**Brief**
Quote the records beneath, complete and exact. Leave out images.

**Data items**
----------

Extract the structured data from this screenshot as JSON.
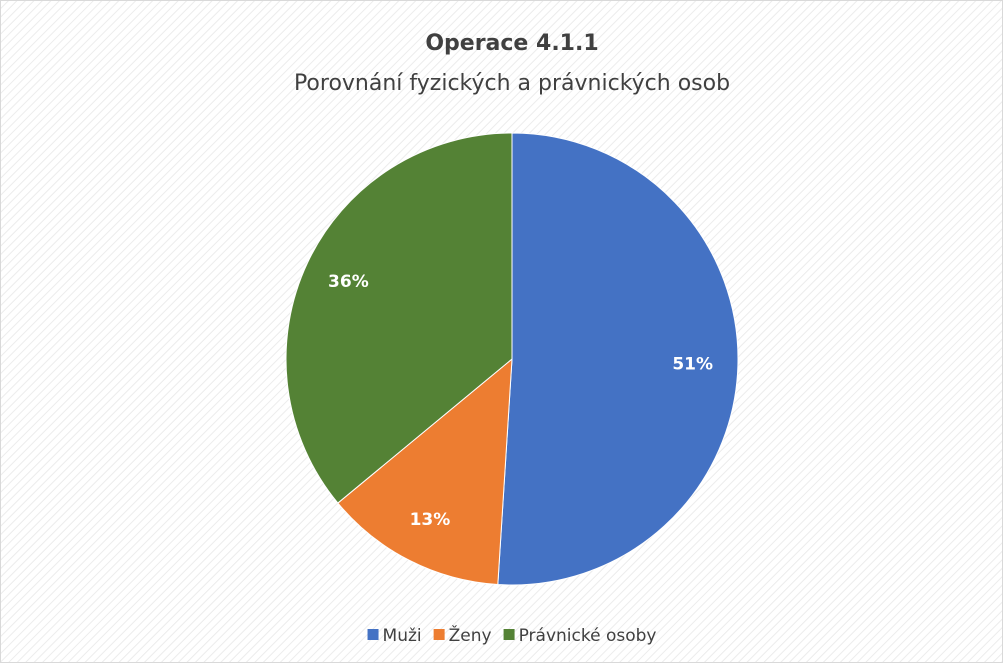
{
  "chart_data": {
    "type": "pie",
    "title": "Operace 4.1.1",
    "subtitle": "Porovnání fyzických a právnických osob",
    "categories": [
      "Muži",
      "Ženy",
      "Právnické osoby"
    ],
    "values": [
      51,
      13,
      36
    ],
    "value_labels": [
      "51%",
      "13%",
      "36%"
    ],
    "colors": [
      "#4472c4",
      "#ed7d31",
      "#548235"
    ],
    "legend": "bottom"
  }
}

----------

**Answer below**
Extract the structured data from this screenshot as JSON.
{
  "chart_data": {
    "type": "pie",
    "title": "Operace 4.1.1",
    "subtitle": "Porovnání fyzických a právnických osob",
    "categories": [
      "Muži",
      "Ženy",
      "Právnické osoby"
    ],
    "values": [
      51,
      13,
      36
    ],
    "value_labels": [
      "51%",
      "13%",
      "36%"
    ],
    "colors": [
      "#4472c4",
      "#ed7d31",
      "#548235"
    ],
    "legend": "bottom"
  }
}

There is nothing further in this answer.